Set problem.
Copy every entry exactly as given, minus the images.

___ Dataset extract ___

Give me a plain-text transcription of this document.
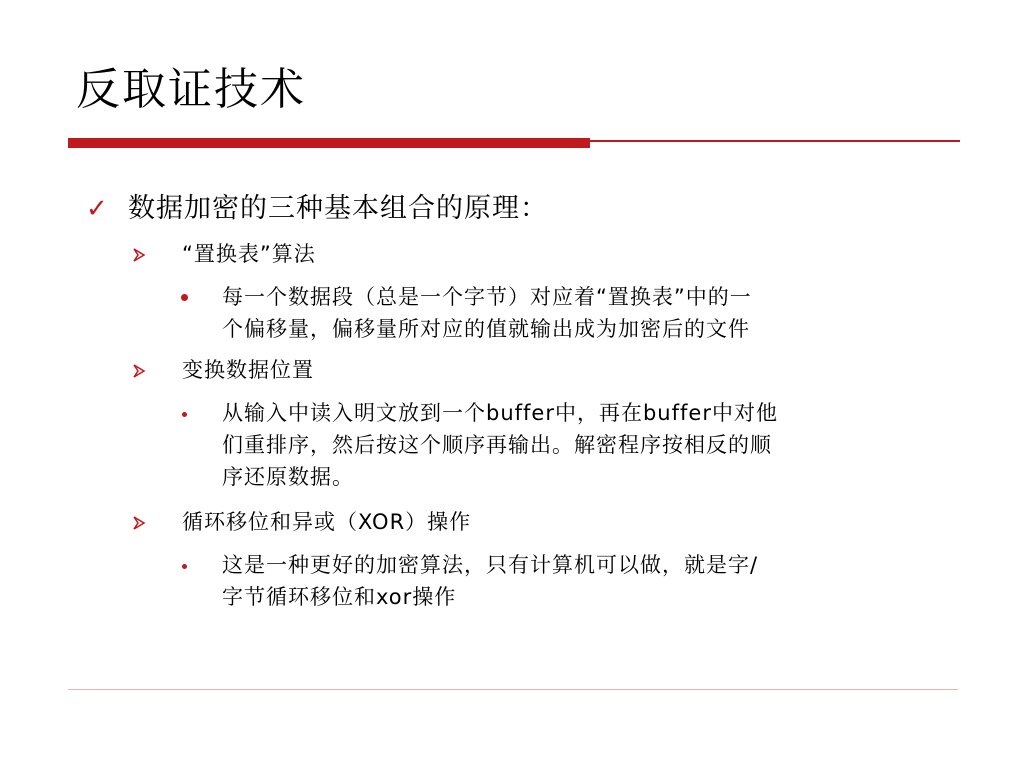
反取证技术
✓ 数据加密的三种基本组合的原理：
“置换表”算法
每一个数据段（总是一个字节）对应着“置换表”中的一
个偏移量，偏移量所对应的值就输出成为加密后的文件
变换数据位置
从输入中读入明文放到一个buffer中，再在buffer中对他
们重排序，然后按这个顺序再输出。解密程序按相反的顺
序还原数据。
循环移位和异或（XOR）操作
这是一种更好的加密算法，只有计算机可以做，就是字/
字节循环移位和xor操作
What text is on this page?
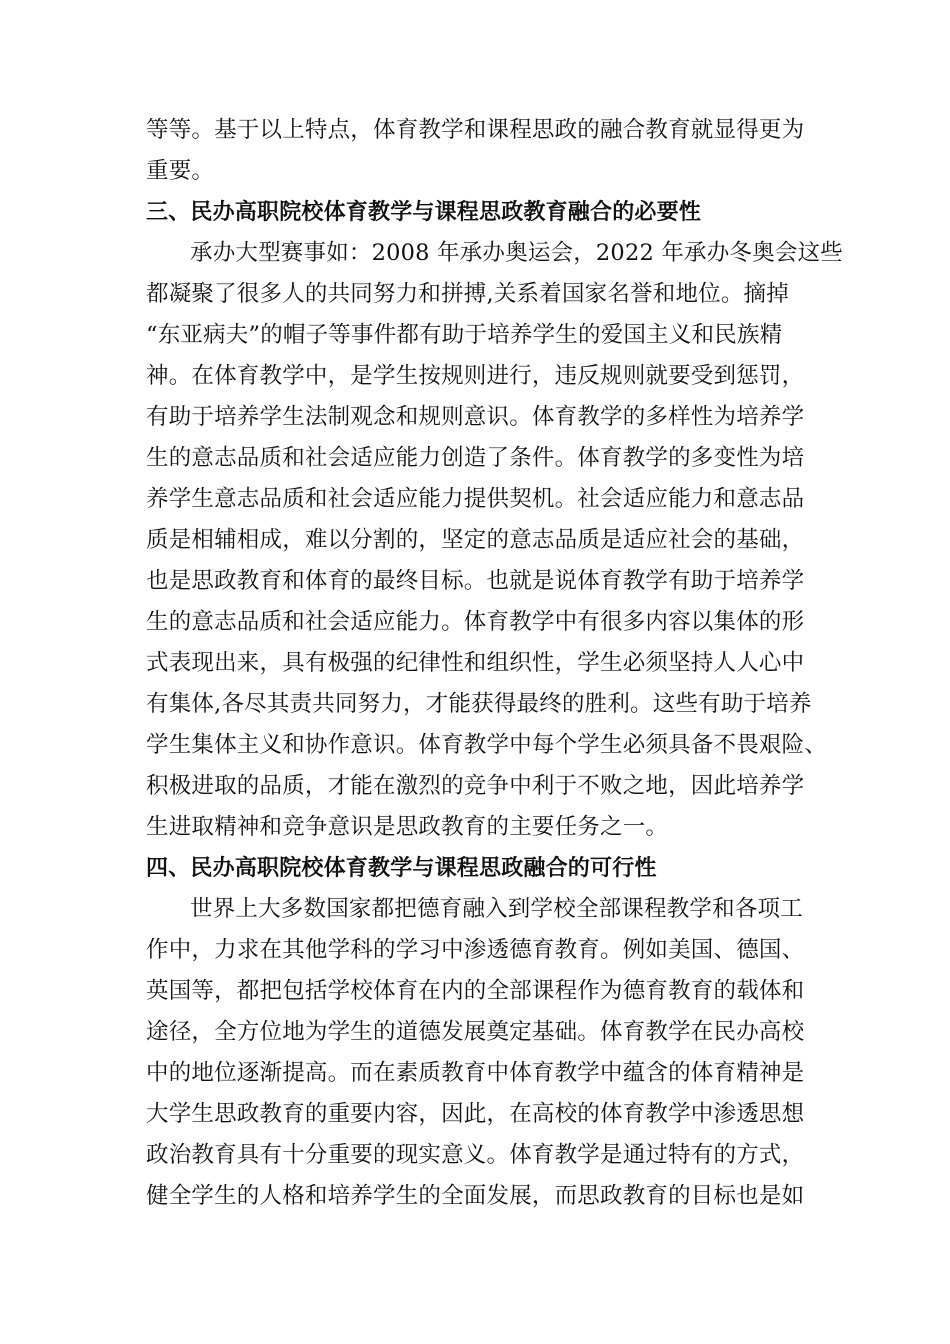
等等。基于以上特点，体育教学和课程思政的融合教育就显得更为
重要。
三、民办高职院校体育教学与课程思政教育融合的必要性
承办大型赛事如：2008 年承办奥运会，2022 年承办冬奥会这些
都凝聚了很多人的共同努力和拼搏,关系着国家名誉和地位。摘掉
“东亚病夫”的帽子等事件都有助于培养学生的爱国主义和民族精
神。在体育教学中，是学生按规则进行，违反规则就要受到惩罚，
有助于培养学生法制观念和规则意识。体育教学的多样性为培养学
生的意志品质和社会适应能力创造了条件。体育教学的多变性为培
养学生意志品质和社会适应能力提供契机。社会适应能力和意志品
质是相辅相成，难以分割的，坚定的意志品质是适应社会的基础，
也是思政教育和体育的最终目标。也就是说体育教学有助于培养学
生的意志品质和社会适应能力。体育教学中有很多内容以集体的形
式表现出来，具有极强的纪律性和组织性，学生必须坚持人人心中
有集体,各尽其责共同努力，才能获得最终的胜利。这些有助于培养
学生集体主义和协作意识。体育教学中每个学生必须具备不畏艰险、
积极进取的品质，才能在激烈的竞争中利于不败之地，因此培养学
生进取精神和竞争意识是思政教育的主要任务之一。
四、民办高职院校体育教学与课程思政融合的可行性
世界上大多数国家都把德育融入到学校全部课程教学和各项工
作中，力求在其他学科的学习中渗透德育教育。例如美国、德国、
英国等，都把包括学校体育在内的全部课程作为德育教育的载体和
途径，全方位地为学生的道德发展奠定基础。体育教学在民办高校
中的地位逐渐提高。而在素质教育中体育教学中蕴含的体育精神是
大学生思政教育的重要内容，因此，在高校的体育教学中渗透思想
政治教育具有十分重要的现实意义。体育教学是通过特有的方式，
健全学生的人格和培养学生的全面发展，而思政教育的目标也是如
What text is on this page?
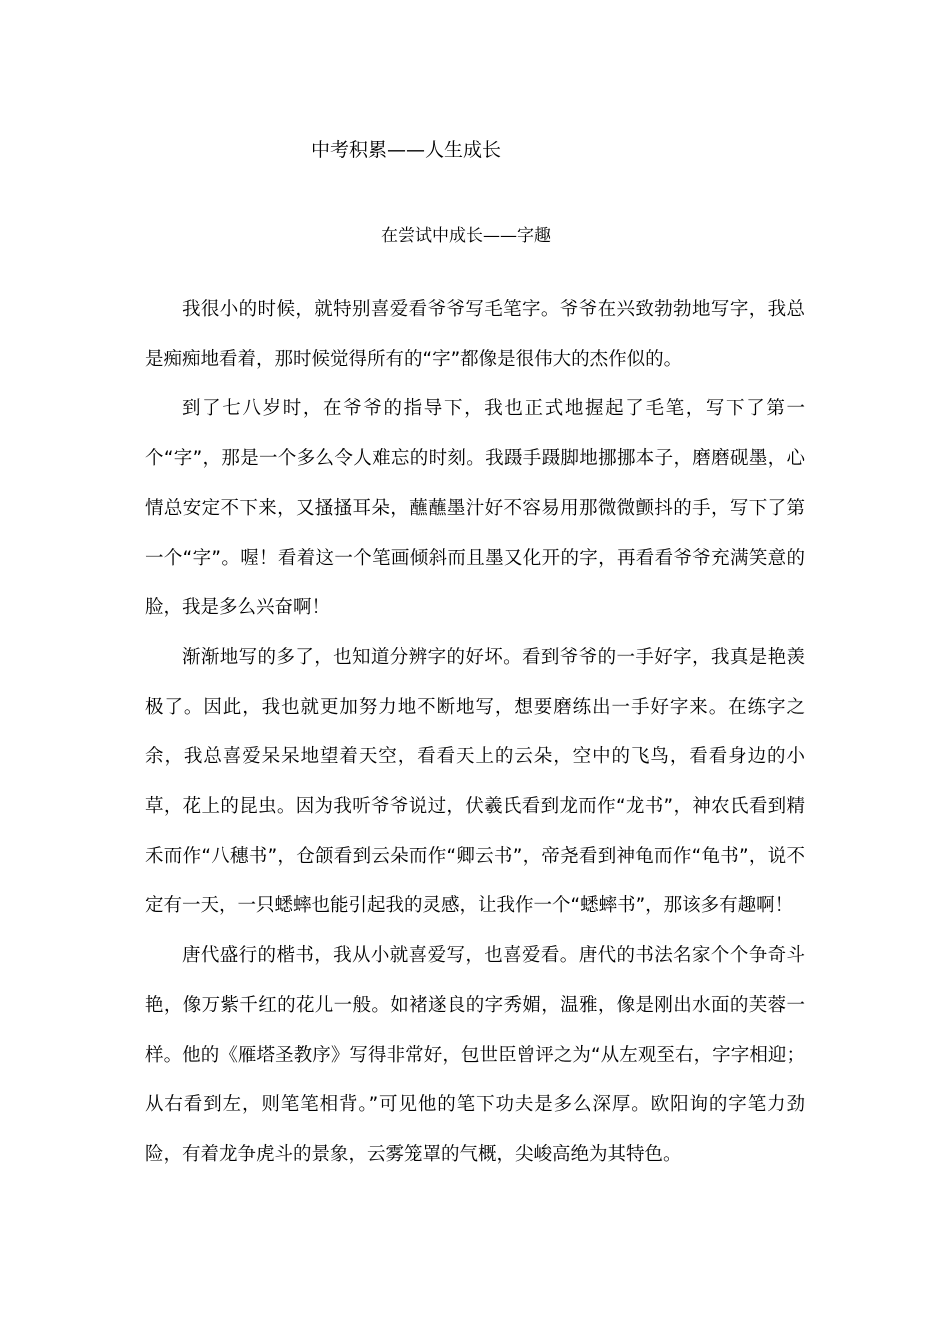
中考积累——人生成长
在尝试中成长——字趣

我很小的时候，就特别喜爱看爷爷写毛笔字。爷爷在兴致勃勃地写字，我总是痴痴地看着，那时候觉得所有的“字”都像是很伟大的杰作似的。

到了七八岁时，在爷爷的指导下，我也正式地握起了毛笔，写下了第一个“字”，那是一个多么令人难忘的时刻。我蹑手蹑脚地挪挪本子，磨磨砚墨，心情总安定不下来，又搔搔耳朵，蘸蘸墨汁好不容易用那微微颤抖的手，写下了第一个“字”。喔！看着这一个笔画倾斜而且墨又化开的字，再看看爷爷充满笑意的脸，我是多么兴奋啊！

渐渐地写的多了，也知道分辨字的好坏。看到爷爷的一手好字，我真是艳羡极了。因此，我也就更加努力地不断地写，想要磨练出一手好字来。在练字之余，我总喜爱呆呆地望着天空，看看天上的云朵，空中的飞鸟，看看身边的小草，花上的昆虫。因为我听爷爷说过，伏羲氏看到龙而作“龙书”，神农氏看到精禾而作“八穗书”，仓颌看到云朵而作“卿云书”，帝尧看到神龟而作“龟书”，说不定有一天，一只蟋蟀也能引起我的灵感，让我作一个“蟋蟀书”，那该多有趣啊！

唐代盛行的楷书，我从小就喜爱写，也喜爱看。唐代的书法名家个个争奇斗艳，像万紫千红的花儿一般。如褚遂良的字秀媚，温雅，像是刚出水面的芙蓉一样。他的《雁塔圣教序》写得非常好，包世臣曾评之为“从左观至右，字字相迎；从右看到左，则笔笔相背。”可见他的笔下功夫是多么深厚。欧阳询的字笔力劲险，有着龙争虎斗的景象，云雾笼罩的气概，尖峻高绝为其特色。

___

Answer for the task.
Give me a plain-text transcription of this document.
反取证技术
✓ 数据加密的三种基本组合的原理：
“置换表”算法
每一个数据段（总是一个字节）对应着“置换表”中的一
个偏移量，偏移量所对应的值就输出成为加密后的文件
变换数据位置
从输入中读入明文放到一个buffer中，再在buffer中对他
们重排序，然后按这个顺序再输出。解密程序按相反的顺
序还原数据。
循环移位和异或（XOR）操作
这是一种更好的加密算法，只有计算机可以做，就是字/
字节循环移位和xor操作
What text is on this page?
等等。基于以上特点，体育教学和课程思政的融合教育就显得更为
重要。
三、民办高职院校体育教学与课程思政教育融合的必要性
承办大型赛事如：2008 年承办奥运会，2022 年承办冬奥会这些
都凝聚了很多人的共同努力和拼搏,关系着国家名誉和地位。摘掉
“东亚病夫”的帽子等事件都有助于培养学生的爱国主义和民族精
神。在体育教学中，是学生按规则进行，违反规则就要受到惩罚，
有助于培养学生法制观念和规则意识。体育教学的多样性为培养学
生的意志品质和社会适应能力创造了条件。体育教学的多变性为培
养学生意志品质和社会适应能力提供契机。社会适应能力和意志品
质是相辅相成，难以分割的，坚定的意志品质是适应社会的基础，
也是思政教育和体育的最终目标。也就是说体育教学有助于培养学
生的意志品质和社会适应能力。体育教学中有很多内容以集体的形
式表现出来，具有极强的纪律性和组织性，学生必须坚持人人心中
有集体,各尽其责共同努力，才能获得最终的胜利。这些有助于培养
学生集体主义和协作意识。体育教学中每个学生必须具备不畏艰险、
积极进取的品质，才能在激烈的竞争中利于不败之地，因此培养学
生进取精神和竞争意识是思政教育的主要任务之一。
四、民办高职院校体育教学与课程思政融合的可行性
世界上大多数国家都把德育融入到学校全部课程教学和各项工
作中，力求在其他学科的学习中渗透德育教育。例如美国、德国、
英国等，都把包括学校体育在内的全部课程作为德育教育的载体和
途径，全方位地为学生的道德发展奠定基础。体育教学在民办高校
中的地位逐渐提高。而在素质教育中体育教学中蕴含的体育精神是
大学生思政教育的重要内容，因此，在高校的体育教学中渗透思想
政治教育具有十分重要的现实意义。体育教学是通过特有的方式，
健全学生的人格和培养学生的全面发展，而思政教育的目标也是如
What text is on this page?
中考积累——人生成长
在尝试中成长——字趣

我很小的时候，就特别喜爱看爷爷写毛笔字。爷爷在兴致勃勃地写字，我总是痴痴地看着，那时候觉得所有的“字”都像是很伟大的杰作似的。

到了七八岁时，在爷爷的指导下，我也正式地握起了毛笔，写下了第一个“字”，那是一个多么令人难忘的时刻。我蹑手蹑脚地挪挪本子，磨磨砚墨，心情总安定不下来，又搔搔耳朵，蘸蘸墨汁好不容易用那微微颤抖的手，写下了第一个“字”。喔！看着这一个笔画倾斜而且墨又化开的字，再看看爷爷充满笑意的脸，我是多么兴奋啊！

渐渐地写的多了，也知道分辨字的好坏。看到爷爷的一手好字，我真是艳羡极了。因此，我也就更加努力地不断地写，想要磨练出一手好字来。在练字之余，我总喜爱呆呆地望着天空，看看天上的云朵，空中的飞鸟，看看身边的小草，花上的昆虫。因为我听爷爷说过，伏羲氏看到龙而作“龙书”，神农氏看到精禾而作“八穗书”，仓颌看到云朵而作“卿云书”，帝尧看到神龟而作“龟书”，说不定有一天，一只蟋蟀也能引起我的灵感，让我作一个“蟋蟀书”，那该多有趣啊！

唐代盛行的楷书，我从小就喜爱写，也喜爱看。唐代的书法名家个个争奇斗艳，像万紫千红的花儿一般。如褚遂良的字秀媚，温雅，像是刚出水面的芙蓉一样。他的《雁塔圣教序》写得非常好，包世臣曾评之为“从左观至右，字字相迎；从右看到左，则笔笔相背。”可见他的笔下功夫是多么深厚。欧阳询的字笔力劲险，有着龙争虎斗的景象，云雾笼罩的气概，尖峻高绝为其特色。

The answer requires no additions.